### OBJECTIVE
Scan the entries below and extract each line with the word "Group" in it.

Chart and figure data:
------------------------------------------------

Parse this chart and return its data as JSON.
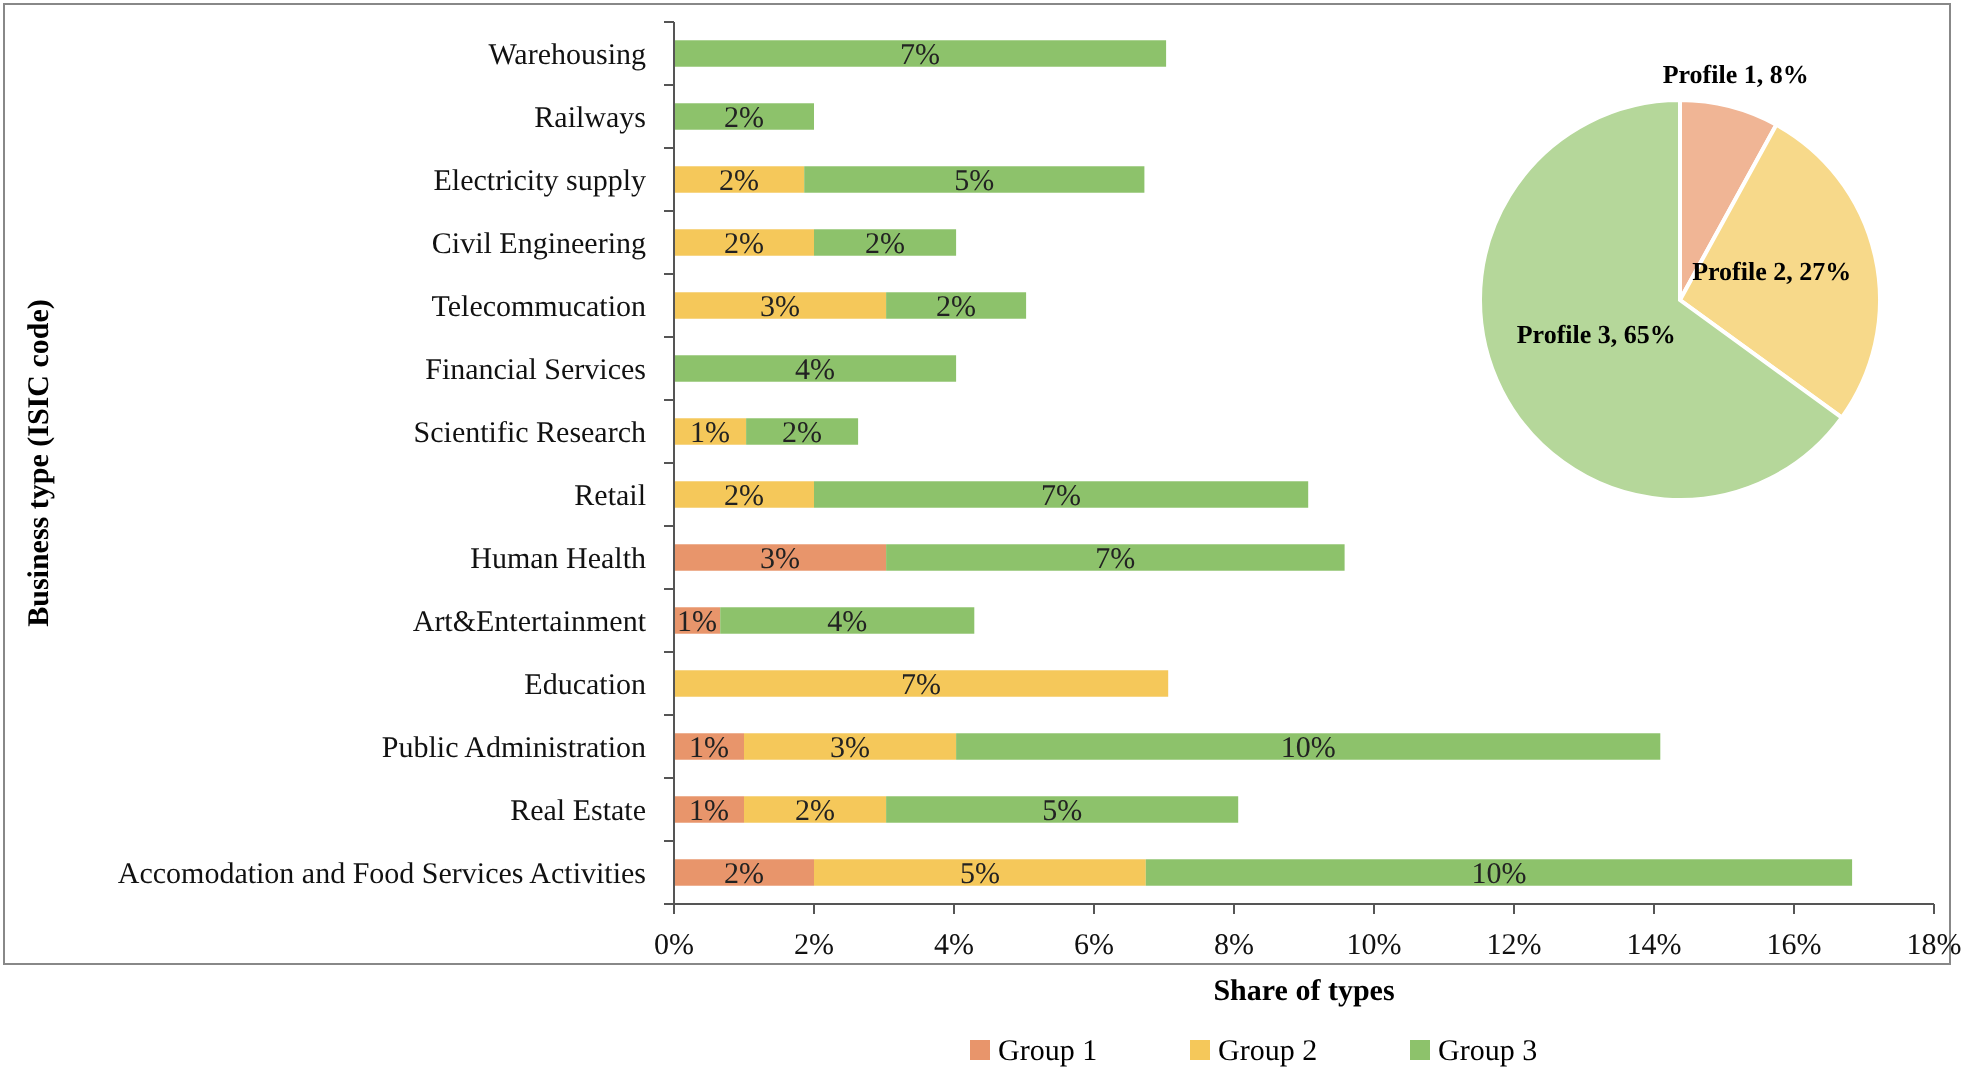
{
  "chart_data": [
    {
      "type": "bar",
      "orientation": "horizontal",
      "stacked": true,
      "xlabel": "Share of types",
      "ylabel": "Business type (ISIC code)",
      "legend": "bottom",
      "categories": [
        "Warehousing",
        "Railways",
        "Electricity supply",
        "Civil Engineering",
        "Telecommucation",
        "Financial Services",
        "Scientific Research",
        "Retail",
        "Human Health",
        "Art&Entertainment",
        "Education",
        "Public Administration",
        "Real Estate",
        "Accomodation and Food Services Activities"
      ],
      "xlim": [
        0,
        18
      ],
      "xticks": [
        {
          "value": 0,
          "label": "0%"
        },
        {
          "value": 2,
          "label": "2%"
        },
        {
          "value": 4,
          "label": "4%"
        },
        {
          "value": 6,
          "label": "6%"
        },
        {
          "value": 8,
          "label": "8%"
        },
        {
          "value": 10,
          "label": "10%"
        },
        {
          "value": 12,
          "label": "12%"
        },
        {
          "value": 14,
          "label": "14%"
        },
        {
          "value": 16,
          "label": "16%"
        },
        {
          "value": 18,
          "label": "18%"
        }
      ],
      "series": [
        {
          "name": "Group 1",
          "color": "#e8956b",
          "values": [
            null,
            null,
            null,
            null,
            null,
            null,
            null,
            null,
            3.03,
            0.66,
            null,
            1.0,
            1.0,
            2.0
          ],
          "value_labels": [
            null,
            null,
            null,
            null,
            null,
            null,
            null,
            null,
            "3%",
            "1%",
            null,
            "1%",
            "1%",
            "2%"
          ]
        },
        {
          "name": "Group 2",
          "color": "#f5c85a",
          "values": [
            null,
            null,
            1.86,
            2.0,
            3.03,
            null,
            1.03,
            2.0,
            null,
            null,
            7.06,
            3.03,
            2.03,
            4.74
          ],
          "value_labels": [
            null,
            null,
            "2%",
            "2%",
            "3%",
            null,
            "1%",
            "2%",
            null,
            null,
            "7%",
            "3%",
            "2%",
            "5%"
          ]
        },
        {
          "name": "Group 3",
          "color": "#8dc26b",
          "values": [
            7.03,
            2.0,
            4.86,
            2.03,
            2.0,
            4.03,
            1.6,
            7.06,
            6.55,
            3.63,
            null,
            10.06,
            5.03,
            10.09
          ],
          "value_labels": [
            "7%",
            "2%",
            "5%",
            "2%",
            "2%",
            "4%",
            "2%",
            "7%",
            "7%",
            "4%",
            null,
            "10%",
            "5%",
            "10%"
          ]
        }
      ]
    },
    {
      "type": "pie",
      "categories": [
        "Profile 1",
        "Profile 2",
        "Profile 3"
      ],
      "values": [
        8,
        27,
        65
      ],
      "colors": [
        "#f0b595",
        "#f7d98a",
        "#b5d79a"
      ],
      "value_labels": [
        "8%",
        "27%",
        "65%"
      ]
    }
  ]
}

------------------------------------------------

### THE ANSWER
          "name": "Group 1",
          "name": "Group 2",
          "name": "Group 3",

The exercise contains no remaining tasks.